## [WHAT NEEDS TO BE DONE]
Check every line of the entries that follow, and copy the ones containing "relative".
* * * * *
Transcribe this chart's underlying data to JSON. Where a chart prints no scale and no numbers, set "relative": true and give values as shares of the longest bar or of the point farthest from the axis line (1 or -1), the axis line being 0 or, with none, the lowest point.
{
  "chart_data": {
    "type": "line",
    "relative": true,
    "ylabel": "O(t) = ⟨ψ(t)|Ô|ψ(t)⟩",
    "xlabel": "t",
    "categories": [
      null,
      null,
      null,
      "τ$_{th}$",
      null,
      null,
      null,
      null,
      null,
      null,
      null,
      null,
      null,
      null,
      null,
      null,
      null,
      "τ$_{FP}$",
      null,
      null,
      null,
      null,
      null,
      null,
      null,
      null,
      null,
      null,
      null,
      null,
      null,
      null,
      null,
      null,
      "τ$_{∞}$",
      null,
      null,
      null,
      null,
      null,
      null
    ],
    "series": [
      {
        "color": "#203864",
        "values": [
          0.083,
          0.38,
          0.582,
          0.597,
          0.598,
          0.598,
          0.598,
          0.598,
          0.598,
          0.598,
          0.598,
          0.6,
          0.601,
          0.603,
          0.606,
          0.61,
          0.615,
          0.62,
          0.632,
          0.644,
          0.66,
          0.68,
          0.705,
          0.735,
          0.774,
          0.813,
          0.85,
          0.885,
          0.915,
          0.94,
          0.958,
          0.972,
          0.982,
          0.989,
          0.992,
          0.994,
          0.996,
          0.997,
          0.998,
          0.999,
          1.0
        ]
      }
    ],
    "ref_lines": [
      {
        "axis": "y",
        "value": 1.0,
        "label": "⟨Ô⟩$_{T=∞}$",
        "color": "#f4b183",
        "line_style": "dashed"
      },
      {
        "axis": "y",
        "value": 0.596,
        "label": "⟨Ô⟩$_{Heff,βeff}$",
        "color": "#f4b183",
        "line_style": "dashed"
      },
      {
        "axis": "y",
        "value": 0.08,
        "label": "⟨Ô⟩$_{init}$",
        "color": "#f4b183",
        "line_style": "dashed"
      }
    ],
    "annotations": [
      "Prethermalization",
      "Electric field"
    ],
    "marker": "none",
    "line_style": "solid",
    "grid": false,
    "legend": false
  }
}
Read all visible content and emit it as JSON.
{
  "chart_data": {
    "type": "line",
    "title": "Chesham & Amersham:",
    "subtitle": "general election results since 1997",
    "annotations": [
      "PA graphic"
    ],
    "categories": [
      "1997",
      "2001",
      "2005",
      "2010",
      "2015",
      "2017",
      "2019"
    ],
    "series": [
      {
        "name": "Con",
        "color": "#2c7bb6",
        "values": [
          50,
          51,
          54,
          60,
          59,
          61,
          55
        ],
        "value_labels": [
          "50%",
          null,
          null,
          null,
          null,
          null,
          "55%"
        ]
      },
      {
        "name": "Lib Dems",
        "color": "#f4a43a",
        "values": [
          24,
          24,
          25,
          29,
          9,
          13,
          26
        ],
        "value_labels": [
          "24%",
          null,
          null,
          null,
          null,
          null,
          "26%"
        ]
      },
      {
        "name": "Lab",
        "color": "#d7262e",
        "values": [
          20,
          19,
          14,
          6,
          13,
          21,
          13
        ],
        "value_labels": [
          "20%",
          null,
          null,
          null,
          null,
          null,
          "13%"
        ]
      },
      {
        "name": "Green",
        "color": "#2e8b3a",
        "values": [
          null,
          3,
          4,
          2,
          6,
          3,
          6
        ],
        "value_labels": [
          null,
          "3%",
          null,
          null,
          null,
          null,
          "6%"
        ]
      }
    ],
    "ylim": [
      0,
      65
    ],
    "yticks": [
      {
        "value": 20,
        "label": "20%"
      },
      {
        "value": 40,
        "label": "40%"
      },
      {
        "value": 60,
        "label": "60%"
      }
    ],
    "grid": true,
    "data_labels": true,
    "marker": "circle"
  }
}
* * * * *
## [SOLUTION TO THE EXERCISE]
Transcribe this chart's underlying data to JSON. Where a chart prints no scale and no numbers, set "relative": true and give values as shares of the longest bar or of the point farthest from the axis line (1 or -1), the axis line being 0 or, with none, the lowest point.
    "relative": true,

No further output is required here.